## What you will do
Return all of the lines below exactly as they are.

## Recorded data
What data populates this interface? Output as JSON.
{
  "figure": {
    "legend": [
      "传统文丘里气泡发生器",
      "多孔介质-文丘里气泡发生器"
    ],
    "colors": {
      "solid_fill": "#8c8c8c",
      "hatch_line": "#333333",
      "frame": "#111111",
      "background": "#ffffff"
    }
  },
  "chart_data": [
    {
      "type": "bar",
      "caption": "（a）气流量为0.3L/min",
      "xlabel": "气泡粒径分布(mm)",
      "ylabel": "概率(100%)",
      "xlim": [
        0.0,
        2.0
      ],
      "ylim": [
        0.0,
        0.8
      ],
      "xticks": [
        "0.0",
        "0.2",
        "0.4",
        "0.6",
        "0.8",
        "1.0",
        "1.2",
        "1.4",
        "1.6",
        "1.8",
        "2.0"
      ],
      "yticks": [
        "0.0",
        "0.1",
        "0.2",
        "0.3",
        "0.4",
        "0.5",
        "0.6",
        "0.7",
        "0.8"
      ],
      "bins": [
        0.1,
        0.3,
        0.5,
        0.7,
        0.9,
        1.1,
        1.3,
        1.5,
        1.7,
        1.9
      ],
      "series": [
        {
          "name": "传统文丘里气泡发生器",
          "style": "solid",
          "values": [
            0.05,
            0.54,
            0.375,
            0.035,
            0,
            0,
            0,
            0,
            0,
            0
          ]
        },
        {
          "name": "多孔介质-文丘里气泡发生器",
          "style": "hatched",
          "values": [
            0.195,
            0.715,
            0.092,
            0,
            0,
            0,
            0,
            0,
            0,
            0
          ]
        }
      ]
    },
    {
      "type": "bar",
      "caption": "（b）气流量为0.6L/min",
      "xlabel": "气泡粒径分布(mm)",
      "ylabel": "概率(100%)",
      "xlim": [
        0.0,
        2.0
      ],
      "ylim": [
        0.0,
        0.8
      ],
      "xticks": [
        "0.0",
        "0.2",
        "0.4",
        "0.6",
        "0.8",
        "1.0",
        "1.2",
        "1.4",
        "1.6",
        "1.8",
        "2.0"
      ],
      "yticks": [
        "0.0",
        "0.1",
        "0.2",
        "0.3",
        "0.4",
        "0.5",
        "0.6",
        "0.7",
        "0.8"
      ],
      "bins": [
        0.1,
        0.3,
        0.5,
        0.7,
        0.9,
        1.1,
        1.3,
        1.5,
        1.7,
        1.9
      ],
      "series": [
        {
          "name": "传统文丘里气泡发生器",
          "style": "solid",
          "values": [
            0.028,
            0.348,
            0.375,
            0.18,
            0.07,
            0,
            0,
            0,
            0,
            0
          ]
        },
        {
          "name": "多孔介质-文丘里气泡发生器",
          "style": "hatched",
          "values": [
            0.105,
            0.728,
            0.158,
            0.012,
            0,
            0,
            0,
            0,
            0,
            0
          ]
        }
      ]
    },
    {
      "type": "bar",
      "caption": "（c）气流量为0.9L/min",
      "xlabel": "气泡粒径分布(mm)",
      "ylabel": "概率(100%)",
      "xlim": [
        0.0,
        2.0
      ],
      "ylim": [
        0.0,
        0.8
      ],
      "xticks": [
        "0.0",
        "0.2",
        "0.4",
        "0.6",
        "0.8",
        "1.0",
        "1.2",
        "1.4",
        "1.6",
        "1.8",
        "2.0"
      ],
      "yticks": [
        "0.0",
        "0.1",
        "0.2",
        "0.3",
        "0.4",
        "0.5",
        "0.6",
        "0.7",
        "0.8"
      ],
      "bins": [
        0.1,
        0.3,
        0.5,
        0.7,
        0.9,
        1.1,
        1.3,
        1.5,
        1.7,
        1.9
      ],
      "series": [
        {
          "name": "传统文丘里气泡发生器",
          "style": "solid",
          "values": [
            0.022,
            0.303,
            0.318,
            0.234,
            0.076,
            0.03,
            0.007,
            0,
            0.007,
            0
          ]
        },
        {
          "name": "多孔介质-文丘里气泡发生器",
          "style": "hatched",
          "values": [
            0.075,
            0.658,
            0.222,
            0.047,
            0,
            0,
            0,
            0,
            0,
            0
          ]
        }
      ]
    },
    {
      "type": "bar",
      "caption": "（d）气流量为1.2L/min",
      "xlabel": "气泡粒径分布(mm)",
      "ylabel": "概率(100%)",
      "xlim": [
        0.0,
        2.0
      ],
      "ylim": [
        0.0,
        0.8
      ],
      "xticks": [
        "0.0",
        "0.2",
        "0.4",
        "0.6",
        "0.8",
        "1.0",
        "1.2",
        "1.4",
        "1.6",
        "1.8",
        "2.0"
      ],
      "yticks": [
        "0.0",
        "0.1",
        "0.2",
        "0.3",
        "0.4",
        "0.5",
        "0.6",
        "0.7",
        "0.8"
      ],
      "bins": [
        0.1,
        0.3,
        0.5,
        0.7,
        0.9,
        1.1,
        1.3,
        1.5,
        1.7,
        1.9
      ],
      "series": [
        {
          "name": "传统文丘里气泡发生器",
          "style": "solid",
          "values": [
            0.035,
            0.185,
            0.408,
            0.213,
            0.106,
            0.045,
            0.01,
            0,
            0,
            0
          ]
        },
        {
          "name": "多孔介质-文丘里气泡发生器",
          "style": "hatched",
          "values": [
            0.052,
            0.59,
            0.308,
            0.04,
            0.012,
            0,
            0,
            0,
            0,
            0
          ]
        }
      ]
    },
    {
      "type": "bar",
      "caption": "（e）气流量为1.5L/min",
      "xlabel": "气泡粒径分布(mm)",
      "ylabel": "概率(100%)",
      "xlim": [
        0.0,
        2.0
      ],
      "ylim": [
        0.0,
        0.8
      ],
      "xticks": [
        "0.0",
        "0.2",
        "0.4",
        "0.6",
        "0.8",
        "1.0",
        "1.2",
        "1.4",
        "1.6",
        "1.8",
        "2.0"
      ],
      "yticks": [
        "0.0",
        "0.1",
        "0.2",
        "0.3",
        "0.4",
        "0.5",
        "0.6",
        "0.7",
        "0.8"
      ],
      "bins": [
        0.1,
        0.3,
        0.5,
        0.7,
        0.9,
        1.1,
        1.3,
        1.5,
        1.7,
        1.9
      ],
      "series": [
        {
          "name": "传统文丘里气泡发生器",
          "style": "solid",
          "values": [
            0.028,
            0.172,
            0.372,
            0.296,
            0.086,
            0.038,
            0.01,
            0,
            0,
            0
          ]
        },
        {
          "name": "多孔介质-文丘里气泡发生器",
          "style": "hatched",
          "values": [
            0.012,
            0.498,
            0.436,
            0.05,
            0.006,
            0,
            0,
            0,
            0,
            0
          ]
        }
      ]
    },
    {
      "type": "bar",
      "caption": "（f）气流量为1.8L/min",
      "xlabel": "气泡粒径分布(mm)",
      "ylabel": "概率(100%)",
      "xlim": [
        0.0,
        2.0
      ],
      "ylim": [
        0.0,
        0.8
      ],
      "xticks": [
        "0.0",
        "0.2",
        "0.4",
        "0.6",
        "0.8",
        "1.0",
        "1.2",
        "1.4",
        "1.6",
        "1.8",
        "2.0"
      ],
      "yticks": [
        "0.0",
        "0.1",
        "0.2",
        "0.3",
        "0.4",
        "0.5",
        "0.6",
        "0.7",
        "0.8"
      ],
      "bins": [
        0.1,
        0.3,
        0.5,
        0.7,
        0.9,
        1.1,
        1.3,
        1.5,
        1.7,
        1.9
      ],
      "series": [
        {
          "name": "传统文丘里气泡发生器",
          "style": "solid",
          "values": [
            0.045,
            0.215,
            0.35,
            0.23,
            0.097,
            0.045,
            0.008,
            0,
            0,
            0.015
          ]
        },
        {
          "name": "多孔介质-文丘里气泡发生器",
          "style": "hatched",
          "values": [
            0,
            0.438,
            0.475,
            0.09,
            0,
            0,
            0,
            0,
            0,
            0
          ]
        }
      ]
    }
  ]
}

## Right answer
What data populates this interface? Output as JSON.
{
  "figure": {
    "legend": [
      "传统文丘里气泡发生器",
      "多孔介质-文丘里气泡发生器"
    ],
    "colors": {
      "solid_fill": "#8c8c8c",
      "hatch_line": "#333333",
      "frame": "#111111",
      "background": "#ffffff"
    }
  },
  "chart_data": [
    {
      "type": "bar",
      "caption": "（a）气流量为0.3L/min",
      "xlabel": "气泡粒径分布(mm)",
      "ylabel": "概率(100%)",
      "xlim": [
        0.0,
        2.0
      ],
      "ylim": [
        0.0,
        0.8
      ],
      "xticks": [
        "0.0",
        "0.2",
        "0.4",
        "0.6",
        "0.8",
        "1.0",
        "1.2",
        "1.4",
        "1.6",
        "1.8",
        "2.0"
      ],
      "yticks": [
        "0.0",
        "0.1",
        "0.2",
        "0.3",
        "0.4",
        "0.5",
        "0.6",
        "0.7",
        "0.8"
      ],
      "bins": [
        0.1,
        0.3,
        0.5,
        0.7,
        0.9,
        1.1,
        1.3,
        1.5,
        1.7,
        1.9
      ],
      "series": [
        {
          "name": "传统文丘里气泡发生器",
          "style": "solid",
          "values": [
            0.05,
            0.54,
            0.375,
            0.035,
            0,
            0,
            0,
            0,
            0,
            0
          ]
        },
        {
          "name": "多孔介质-文丘里气泡发生器",
          "style": "hatched",
          "values": [
            0.195,
            0.715,
            0.092,
            0,
            0,
            0,
            0,
            0,
            0,
            0
          ]
        }
      ]
    },
    {
      "type": "bar",
      "caption": "（b）气流量为0.6L/min",
      "xlabel": "气泡粒径分布(mm)",
      "ylabel": "概率(100%)",
      "xlim": [
        0.0,
        2.0
      ],
      "ylim": [
        0.0,
        0.8
      ],
      "xticks": [
        "0.0",
        "0.2",
        "0.4",
        "0.6",
        "0.8",
        "1.0",
        "1.2",
        "1.4",
        "1.6",
        "1.8",
        "2.0"
      ],
      "yticks": [
        "0.0",
        "0.1",
        "0.2",
        "0.3",
        "0.4",
        "0.5",
        "0.6",
        "0.7",
        "0.8"
      ],
      "bins": [
        0.1,
        0.3,
        0.5,
        0.7,
        0.9,
        1.1,
        1.3,
        1.5,
        1.7,
        1.9
      ],
      "series": [
        {
          "name": "传统文丘里气泡发生器",
          "style": "solid",
          "values": [
            0.028,
            0.348,
            0.375,
            0.18,
            0.07,
            0,
            0,
            0,
            0,
            0
          ]
        },
        {
          "name": "多孔介质-文丘里气泡发生器",
          "style": "hatched",
          "values": [
            0.105,
            0.728,
            0.158,
            0.012,
            0,
            0,
            0,
            0,
            0,
            0
          ]
        }
      ]
    },
    {
      "type": "bar",
      "caption": "（c）气流量为0.9L/min",
      "xlabel": "气泡粒径分布(mm)",
      "ylabel": "概率(100%)",
      "xlim": [
        0.0,
        2.0
      ],
      "ylim": [
        0.0,
        0.8
      ],
      "xticks": [
        "0.0",
        "0.2",
        "0.4",
        "0.6",
        "0.8",
        "1.0",
        "1.2",
        "1.4",
        "1.6",
        "1.8",
        "2.0"
      ],
      "yticks": [
        "0.0",
        "0.1",
        "0.2",
        "0.3",
        "0.4",
        "0.5",
        "0.6",
        "0.7",
        "0.8"
      ],
      "bins": [
        0.1,
        0.3,
        0.5,
        0.7,
        0.9,
        1.1,
        1.3,
        1.5,
        1.7,
        1.9
      ],
      "series": [
        {
          "name": "传统文丘里气泡发生器",
          "style": "solid",
          "values": [
            0.022,
            0.303,
            0.318,
            0.234,
            0.076,
            0.03,
            0.007,
            0,
            0.007,
            0
          ]
        },
        {
          "name": "多孔介质-文丘里气泡发生器",
          "style": "hatched",
          "values": [
            0.075,
            0.658,
            0.222,
            0.047,
            0,
            0,
            0,
            0,
            0,
            0
          ]
        }
      ]
    },
    {
      "type": "bar",
      "caption": "（d）气流量为1.2L/min",
      "xlabel": "气泡粒径分布(mm)",
      "ylabel": "概率(100%)",
      "xlim": [
        0.0,
        2.0
      ],
      "ylim": [
        0.0,
        0.8
      ],
      "xticks": [
        "0.0",
        "0.2",
        "0.4",
        "0.6",
        "0.8",
        "1.0",
        "1.2",
        "1.4",
        "1.6",
        "1.8",
        "2.0"
      ],
      "yticks": [
        "0.0",
        "0.1",
        "0.2",
        "0.3",
        "0.4",
        "0.5",
        "0.6",
        "0.7",
        "0.8"
      ],
      "bins": [
        0.1,
        0.3,
        0.5,
        0.7,
        0.9,
        1.1,
        1.3,
        1.5,
        1.7,
        1.9
      ],
      "series": [
        {
          "name": "传统文丘里气泡发生器",
          "style": "solid",
          "values": [
            0.035,
            0.185,
            0.408,
            0.213,
            0.106,
            0.045,
            0.01,
            0,
            0,
            0
          ]
        },
        {
          "name": "多孔介质-文丘里气泡发生器",
          "style": "hatched",
          "values": [
            0.052,
            0.59,
            0.308,
            0.04,
            0.012,
            0,
            0,
            0,
            0,
            0
          ]
        }
      ]
    },
    {
      "type": "bar",
      "caption": "（e）气流量为1.5L/min",
      "xlabel": "气泡粒径分布(mm)",
      "ylabel": "概率(100%)",
      "xlim": [
        0.0,
        2.0
      ],
      "ylim": [
        0.0,
        0.8
      ],
      "xticks": [
        "0.0",
        "0.2",
        "0.4",
        "0.6",
        "0.8",
        "1.0",
        "1.2",
        "1.4",
        "1.6",
        "1.8",
        "2.0"
      ],
      "yticks": [
        "0.0",
        "0.1",
        "0.2",
        "0.3",
        "0.4",
        "0.5",
        "0.6",
        "0.7",
        "0.8"
      ],
      "bins": [
        0.1,
        0.3,
        0.5,
        0.7,
        0.9,
        1.1,
        1.3,
        1.5,
        1.7,
        1.9
      ],
      "series": [
        {
          "name": "传统文丘里气泡发生器",
          "style": "solid",
          "values": [
            0.028,
            0.172,
            0.372,
            0.296,
            0.086,
            0.038,
            0.01,
            0,
            0,
            0
          ]
        },
        {
          "name": "多孔介质-文丘里气泡发生器",
          "style": "hatched",
          "values": [
            0.012,
            0.498,
            0.436,
            0.05,
            0.006,
            0,
            0,
            0,
            0,
            0
          ]
        }
      ]
    },
    {
      "type": "bar",
      "caption": "（f）气流量为1.8L/min",
      "xlabel": "气泡粒径分布(mm)",
      "ylabel": "概率(100%)",
      "xlim": [
        0.0,
        2.0
      ],
      "ylim": [
        0.0,
        0.8
      ],
      "xticks": [
        "0.0",
        "0.2",
        "0.4",
        "0.6",
        "0.8",
        "1.0",
        "1.2",
        "1.4",
        "1.6",
        "1.8",
        "2.0"
      ],
      "yticks": [
        "0.0",
        "0.1",
        "0.2",
        "0.3",
        "0.4",
        "0.5",
        "0.6",
        "0.7",
        "0.8"
      ],
      "bins": [
        0.1,
        0.3,
        0.5,
        0.7,
        0.9,
        1.1,
        1.3,
        1.5,
        1.7,
        1.9
      ],
      "series": [
        {
          "name": "传统文丘里气泡发生器",
          "style": "solid",
          "values": [
            0.045,
            0.215,
            0.35,
            0.23,
            0.097,
            0.045,
            0.008,
            0,
            0,
            0.015
          ]
        },
        {
          "name": "多孔介质-文丘里气泡发生器",
          "style": "hatched",
          "values": [
            0,
            0.438,
            0.475,
            0.09,
            0,
            0,
            0,
            0,
            0,
            0
          ]
        }
      ]
    }
  ]
}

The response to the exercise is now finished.